PROBLEM ::
Consider the data that follows and state how many lines contain the string "Pack", using the number alone.
-- start EXERCISE MATERIAL --
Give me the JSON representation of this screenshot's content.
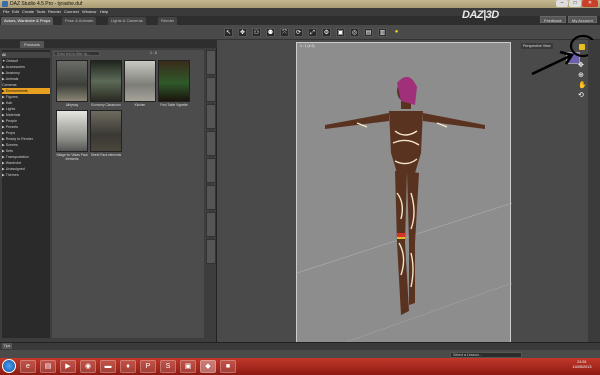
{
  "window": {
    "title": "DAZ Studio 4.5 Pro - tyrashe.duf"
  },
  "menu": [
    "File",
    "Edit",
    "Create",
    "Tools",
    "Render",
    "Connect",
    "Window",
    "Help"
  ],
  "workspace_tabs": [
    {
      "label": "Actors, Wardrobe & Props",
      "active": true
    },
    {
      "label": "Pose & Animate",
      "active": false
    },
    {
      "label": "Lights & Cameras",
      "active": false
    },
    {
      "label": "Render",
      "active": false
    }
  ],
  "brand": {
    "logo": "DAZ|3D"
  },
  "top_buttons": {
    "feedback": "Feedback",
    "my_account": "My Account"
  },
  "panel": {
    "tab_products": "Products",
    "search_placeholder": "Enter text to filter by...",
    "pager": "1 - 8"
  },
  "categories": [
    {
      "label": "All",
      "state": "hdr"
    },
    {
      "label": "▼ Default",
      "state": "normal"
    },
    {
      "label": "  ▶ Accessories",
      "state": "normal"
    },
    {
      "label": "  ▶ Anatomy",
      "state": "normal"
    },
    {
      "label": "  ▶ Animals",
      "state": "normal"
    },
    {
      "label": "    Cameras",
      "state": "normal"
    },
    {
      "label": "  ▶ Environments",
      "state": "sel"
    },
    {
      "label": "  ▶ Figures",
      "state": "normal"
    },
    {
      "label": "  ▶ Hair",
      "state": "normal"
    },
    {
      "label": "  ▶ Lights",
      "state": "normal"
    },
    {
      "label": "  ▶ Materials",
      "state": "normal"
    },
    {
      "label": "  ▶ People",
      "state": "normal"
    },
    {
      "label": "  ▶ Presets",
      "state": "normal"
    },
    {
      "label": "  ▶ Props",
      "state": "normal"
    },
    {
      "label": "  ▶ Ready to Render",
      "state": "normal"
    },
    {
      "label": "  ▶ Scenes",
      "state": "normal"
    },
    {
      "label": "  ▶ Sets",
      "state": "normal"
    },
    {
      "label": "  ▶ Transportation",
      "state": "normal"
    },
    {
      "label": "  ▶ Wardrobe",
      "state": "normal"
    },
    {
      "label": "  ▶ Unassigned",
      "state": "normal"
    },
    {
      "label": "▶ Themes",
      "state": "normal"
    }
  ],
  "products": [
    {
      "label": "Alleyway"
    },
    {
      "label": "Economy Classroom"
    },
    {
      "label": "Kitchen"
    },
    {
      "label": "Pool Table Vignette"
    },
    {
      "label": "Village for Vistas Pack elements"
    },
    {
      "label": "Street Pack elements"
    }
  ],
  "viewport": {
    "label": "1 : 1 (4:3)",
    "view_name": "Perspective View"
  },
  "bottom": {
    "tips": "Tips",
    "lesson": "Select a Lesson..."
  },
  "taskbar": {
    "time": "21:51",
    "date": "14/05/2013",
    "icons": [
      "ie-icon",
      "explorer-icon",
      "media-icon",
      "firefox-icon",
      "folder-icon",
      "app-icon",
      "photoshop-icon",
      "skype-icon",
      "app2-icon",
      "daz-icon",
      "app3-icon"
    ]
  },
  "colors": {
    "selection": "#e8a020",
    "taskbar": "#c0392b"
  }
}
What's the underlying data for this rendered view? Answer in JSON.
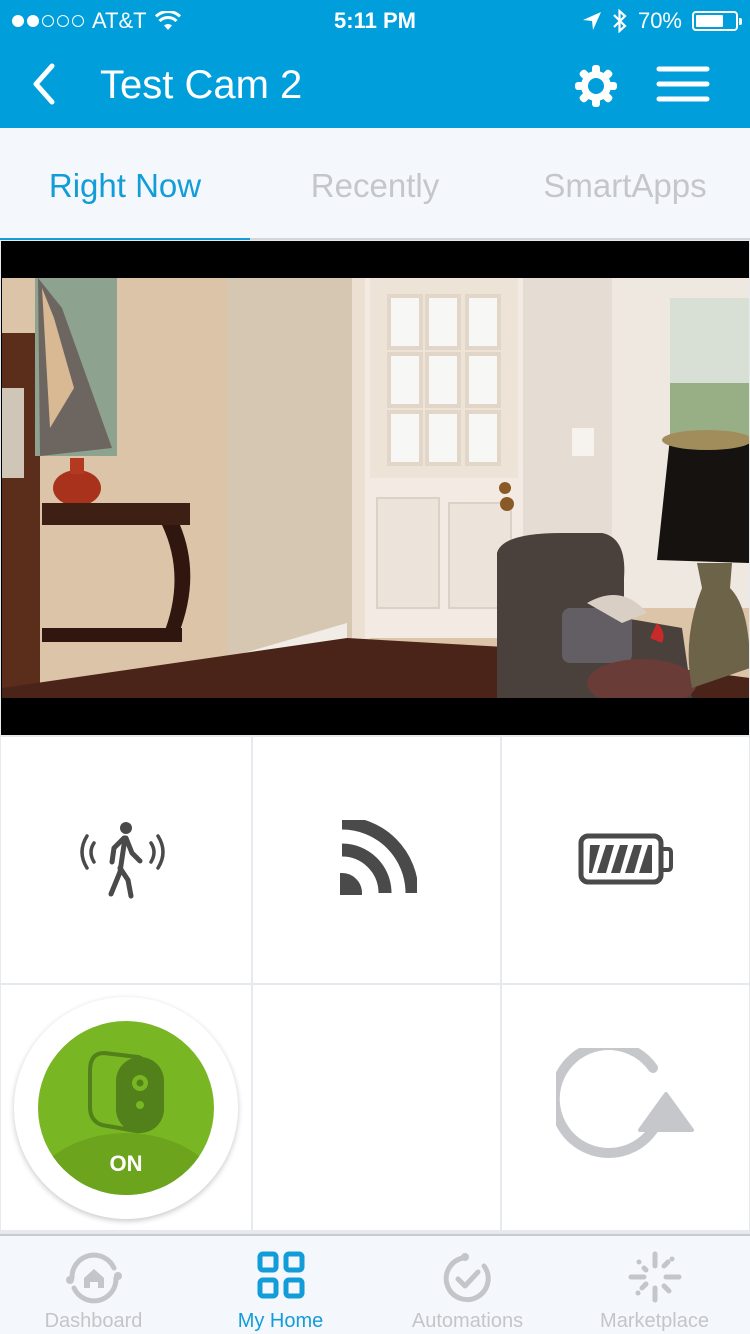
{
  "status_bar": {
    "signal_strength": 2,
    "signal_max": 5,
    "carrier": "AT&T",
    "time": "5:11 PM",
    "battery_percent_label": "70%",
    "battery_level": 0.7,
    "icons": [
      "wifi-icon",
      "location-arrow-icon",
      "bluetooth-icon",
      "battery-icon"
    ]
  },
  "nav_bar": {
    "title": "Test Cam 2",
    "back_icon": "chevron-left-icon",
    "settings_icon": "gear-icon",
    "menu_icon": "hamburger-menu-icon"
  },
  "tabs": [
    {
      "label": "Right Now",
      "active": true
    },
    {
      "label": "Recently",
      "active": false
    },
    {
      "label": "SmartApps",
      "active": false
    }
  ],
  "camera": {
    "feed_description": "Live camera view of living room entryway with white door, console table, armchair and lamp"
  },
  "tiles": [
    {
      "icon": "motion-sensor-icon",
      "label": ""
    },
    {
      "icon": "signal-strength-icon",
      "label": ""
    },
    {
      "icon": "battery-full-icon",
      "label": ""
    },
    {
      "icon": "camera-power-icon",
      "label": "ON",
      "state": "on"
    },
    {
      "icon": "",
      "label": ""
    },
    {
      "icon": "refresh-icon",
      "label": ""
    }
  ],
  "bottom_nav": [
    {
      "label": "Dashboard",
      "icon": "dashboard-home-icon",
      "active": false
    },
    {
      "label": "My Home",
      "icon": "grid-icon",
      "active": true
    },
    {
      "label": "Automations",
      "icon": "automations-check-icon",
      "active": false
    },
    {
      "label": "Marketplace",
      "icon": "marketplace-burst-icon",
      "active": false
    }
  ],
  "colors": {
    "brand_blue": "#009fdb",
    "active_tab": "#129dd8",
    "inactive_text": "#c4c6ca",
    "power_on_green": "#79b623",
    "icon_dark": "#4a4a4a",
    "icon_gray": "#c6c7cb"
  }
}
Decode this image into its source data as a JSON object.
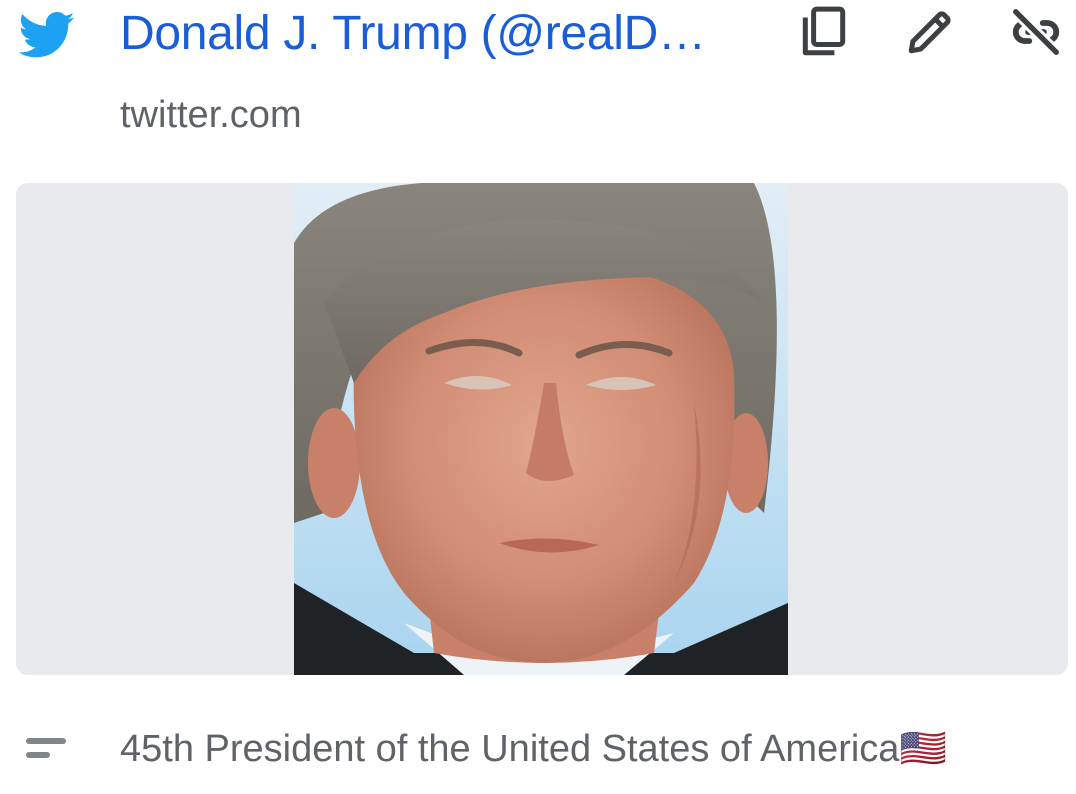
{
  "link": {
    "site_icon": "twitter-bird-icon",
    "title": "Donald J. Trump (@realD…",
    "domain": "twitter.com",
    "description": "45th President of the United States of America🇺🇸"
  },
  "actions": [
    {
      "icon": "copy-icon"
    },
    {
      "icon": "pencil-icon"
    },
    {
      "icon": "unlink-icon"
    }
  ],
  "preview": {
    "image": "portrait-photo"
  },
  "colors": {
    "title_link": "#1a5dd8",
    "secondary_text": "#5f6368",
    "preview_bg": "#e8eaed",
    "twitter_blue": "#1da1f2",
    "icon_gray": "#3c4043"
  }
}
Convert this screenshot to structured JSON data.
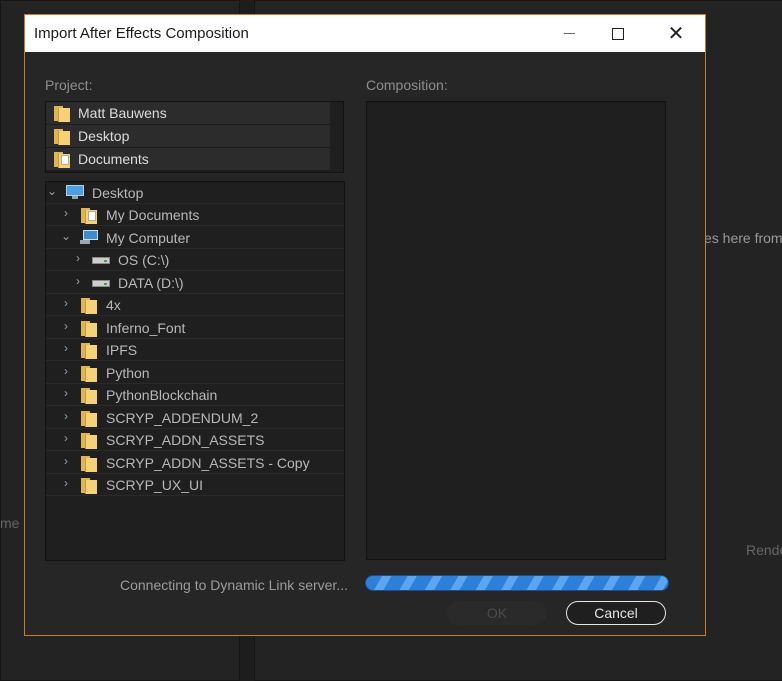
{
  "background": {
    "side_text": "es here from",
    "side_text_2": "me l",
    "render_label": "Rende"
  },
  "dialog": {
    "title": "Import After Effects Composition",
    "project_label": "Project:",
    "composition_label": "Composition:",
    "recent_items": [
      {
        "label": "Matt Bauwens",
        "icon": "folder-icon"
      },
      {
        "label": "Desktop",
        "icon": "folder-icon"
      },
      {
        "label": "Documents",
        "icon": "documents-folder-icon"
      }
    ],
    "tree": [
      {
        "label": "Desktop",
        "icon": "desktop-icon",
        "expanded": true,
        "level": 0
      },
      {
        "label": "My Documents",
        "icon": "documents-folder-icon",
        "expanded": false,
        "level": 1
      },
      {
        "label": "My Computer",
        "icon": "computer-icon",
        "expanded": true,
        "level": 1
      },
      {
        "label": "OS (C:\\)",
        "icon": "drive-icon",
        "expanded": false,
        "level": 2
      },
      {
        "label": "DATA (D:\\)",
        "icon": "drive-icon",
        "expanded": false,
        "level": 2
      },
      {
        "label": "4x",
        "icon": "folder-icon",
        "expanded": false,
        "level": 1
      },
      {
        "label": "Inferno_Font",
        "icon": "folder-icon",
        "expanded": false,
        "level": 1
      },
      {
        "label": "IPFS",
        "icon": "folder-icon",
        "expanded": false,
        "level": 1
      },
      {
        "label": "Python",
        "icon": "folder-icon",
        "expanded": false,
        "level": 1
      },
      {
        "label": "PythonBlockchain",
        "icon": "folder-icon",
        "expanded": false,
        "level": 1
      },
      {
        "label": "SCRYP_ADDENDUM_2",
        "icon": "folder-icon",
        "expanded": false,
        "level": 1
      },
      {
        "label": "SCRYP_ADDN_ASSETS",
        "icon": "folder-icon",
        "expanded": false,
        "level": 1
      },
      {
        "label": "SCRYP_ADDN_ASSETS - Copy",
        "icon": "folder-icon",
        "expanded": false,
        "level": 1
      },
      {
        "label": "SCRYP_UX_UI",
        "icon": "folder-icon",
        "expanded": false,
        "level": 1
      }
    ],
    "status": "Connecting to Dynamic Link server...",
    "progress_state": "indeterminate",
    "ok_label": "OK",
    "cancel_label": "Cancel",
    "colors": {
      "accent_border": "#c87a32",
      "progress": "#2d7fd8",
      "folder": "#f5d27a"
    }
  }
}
-- end EXERCISE MATERIAL --
SOLUTION BELOW ::
2